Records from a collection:
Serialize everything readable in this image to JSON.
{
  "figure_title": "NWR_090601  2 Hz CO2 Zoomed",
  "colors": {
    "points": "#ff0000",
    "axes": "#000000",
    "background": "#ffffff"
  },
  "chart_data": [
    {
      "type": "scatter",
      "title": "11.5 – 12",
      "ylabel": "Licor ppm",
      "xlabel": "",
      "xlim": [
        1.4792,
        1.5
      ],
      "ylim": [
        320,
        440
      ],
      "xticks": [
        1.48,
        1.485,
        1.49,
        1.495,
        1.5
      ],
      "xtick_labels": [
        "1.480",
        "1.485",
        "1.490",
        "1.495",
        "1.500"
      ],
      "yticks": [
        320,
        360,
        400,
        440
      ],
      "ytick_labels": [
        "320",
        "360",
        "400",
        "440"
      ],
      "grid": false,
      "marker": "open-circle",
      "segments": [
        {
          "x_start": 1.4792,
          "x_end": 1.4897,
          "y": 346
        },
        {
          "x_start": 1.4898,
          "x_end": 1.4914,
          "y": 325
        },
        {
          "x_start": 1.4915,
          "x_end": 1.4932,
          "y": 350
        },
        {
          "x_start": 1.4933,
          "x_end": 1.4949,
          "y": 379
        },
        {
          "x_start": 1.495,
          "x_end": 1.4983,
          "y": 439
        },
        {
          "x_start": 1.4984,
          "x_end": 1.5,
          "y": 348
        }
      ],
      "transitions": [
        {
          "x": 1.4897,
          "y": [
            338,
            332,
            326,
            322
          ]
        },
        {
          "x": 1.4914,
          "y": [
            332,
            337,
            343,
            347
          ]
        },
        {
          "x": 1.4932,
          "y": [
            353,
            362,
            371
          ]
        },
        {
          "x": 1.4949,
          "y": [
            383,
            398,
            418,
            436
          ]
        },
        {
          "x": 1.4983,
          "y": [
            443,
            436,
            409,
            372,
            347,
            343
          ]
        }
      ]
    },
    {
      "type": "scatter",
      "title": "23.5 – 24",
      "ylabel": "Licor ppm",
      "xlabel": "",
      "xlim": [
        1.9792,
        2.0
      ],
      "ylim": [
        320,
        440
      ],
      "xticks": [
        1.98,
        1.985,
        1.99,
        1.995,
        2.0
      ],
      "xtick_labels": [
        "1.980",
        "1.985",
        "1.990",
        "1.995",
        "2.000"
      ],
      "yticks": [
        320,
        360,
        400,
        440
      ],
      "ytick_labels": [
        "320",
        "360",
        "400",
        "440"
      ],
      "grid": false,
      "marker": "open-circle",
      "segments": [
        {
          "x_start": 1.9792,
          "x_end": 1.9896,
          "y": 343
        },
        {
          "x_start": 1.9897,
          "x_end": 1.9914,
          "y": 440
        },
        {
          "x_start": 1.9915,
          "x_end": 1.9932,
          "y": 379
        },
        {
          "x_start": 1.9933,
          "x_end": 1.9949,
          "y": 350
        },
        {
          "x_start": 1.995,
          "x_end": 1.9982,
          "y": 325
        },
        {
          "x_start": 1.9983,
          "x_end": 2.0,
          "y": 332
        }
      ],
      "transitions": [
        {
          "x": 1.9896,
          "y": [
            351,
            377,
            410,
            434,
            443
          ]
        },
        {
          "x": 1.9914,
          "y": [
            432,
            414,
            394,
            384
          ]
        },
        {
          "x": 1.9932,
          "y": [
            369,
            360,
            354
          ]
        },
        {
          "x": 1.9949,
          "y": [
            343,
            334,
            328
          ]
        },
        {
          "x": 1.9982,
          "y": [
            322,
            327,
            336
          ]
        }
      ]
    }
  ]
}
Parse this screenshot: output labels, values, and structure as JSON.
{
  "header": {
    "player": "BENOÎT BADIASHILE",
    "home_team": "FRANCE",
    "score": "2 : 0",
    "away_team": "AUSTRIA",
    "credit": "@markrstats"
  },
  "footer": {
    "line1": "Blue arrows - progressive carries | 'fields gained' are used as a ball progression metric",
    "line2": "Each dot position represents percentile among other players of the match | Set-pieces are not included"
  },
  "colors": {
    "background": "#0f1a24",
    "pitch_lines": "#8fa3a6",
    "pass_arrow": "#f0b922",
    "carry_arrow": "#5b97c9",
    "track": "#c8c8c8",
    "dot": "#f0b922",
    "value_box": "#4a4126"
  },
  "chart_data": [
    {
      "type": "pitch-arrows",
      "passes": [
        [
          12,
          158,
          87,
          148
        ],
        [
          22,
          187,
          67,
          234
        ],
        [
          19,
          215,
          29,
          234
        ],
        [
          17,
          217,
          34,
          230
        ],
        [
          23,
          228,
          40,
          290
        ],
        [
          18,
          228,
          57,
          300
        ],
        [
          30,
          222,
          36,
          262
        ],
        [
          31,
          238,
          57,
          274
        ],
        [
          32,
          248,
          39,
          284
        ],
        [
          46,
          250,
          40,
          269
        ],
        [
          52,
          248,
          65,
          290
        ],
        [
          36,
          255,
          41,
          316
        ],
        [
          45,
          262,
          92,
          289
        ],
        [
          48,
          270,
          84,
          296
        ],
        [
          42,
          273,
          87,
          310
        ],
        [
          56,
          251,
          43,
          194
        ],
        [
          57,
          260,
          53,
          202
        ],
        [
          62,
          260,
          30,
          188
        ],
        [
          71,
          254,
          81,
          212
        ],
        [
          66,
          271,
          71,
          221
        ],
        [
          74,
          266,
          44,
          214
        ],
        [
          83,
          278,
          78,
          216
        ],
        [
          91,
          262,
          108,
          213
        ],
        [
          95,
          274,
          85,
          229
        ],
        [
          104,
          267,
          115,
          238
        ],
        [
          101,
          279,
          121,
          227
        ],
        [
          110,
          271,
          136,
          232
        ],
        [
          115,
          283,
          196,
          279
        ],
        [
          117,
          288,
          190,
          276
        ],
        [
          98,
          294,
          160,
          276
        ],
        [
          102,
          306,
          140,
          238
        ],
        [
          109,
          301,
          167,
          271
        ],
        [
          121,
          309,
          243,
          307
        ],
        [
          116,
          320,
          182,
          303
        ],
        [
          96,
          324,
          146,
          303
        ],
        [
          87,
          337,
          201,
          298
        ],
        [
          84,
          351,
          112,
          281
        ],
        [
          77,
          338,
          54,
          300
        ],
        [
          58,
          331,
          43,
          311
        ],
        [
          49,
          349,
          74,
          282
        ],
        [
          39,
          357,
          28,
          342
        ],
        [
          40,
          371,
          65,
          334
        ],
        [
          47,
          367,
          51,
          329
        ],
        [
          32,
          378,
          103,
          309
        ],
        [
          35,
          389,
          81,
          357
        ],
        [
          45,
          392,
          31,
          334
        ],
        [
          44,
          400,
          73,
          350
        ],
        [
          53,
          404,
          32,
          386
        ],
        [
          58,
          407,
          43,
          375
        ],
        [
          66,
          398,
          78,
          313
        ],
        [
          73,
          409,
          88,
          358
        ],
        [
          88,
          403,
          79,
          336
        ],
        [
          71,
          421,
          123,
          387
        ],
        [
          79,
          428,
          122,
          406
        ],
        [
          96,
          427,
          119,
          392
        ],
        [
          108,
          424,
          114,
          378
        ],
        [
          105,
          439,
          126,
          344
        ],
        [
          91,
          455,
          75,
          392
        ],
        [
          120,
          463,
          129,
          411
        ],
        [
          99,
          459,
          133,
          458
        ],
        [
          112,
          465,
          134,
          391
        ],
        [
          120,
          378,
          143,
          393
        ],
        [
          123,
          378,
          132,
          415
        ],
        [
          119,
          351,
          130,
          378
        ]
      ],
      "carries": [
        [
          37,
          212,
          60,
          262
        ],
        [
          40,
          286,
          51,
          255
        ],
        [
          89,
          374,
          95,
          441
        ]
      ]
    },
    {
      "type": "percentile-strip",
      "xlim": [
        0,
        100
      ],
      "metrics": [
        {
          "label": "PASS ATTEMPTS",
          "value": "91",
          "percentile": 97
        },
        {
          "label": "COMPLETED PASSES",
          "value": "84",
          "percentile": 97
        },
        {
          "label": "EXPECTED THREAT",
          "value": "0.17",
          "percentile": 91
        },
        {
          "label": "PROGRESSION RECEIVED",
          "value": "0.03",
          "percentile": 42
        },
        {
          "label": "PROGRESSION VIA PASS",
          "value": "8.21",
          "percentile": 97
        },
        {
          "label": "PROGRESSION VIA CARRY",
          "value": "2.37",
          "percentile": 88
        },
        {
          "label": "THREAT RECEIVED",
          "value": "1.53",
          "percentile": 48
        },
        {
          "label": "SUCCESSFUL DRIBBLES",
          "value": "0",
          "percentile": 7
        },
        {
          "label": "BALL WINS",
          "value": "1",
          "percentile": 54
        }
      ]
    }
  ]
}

WHAT TO DO => From the material given, work out how many lines hold the string "this"; state that number and nothing further.

RESPONSE BELOW => 2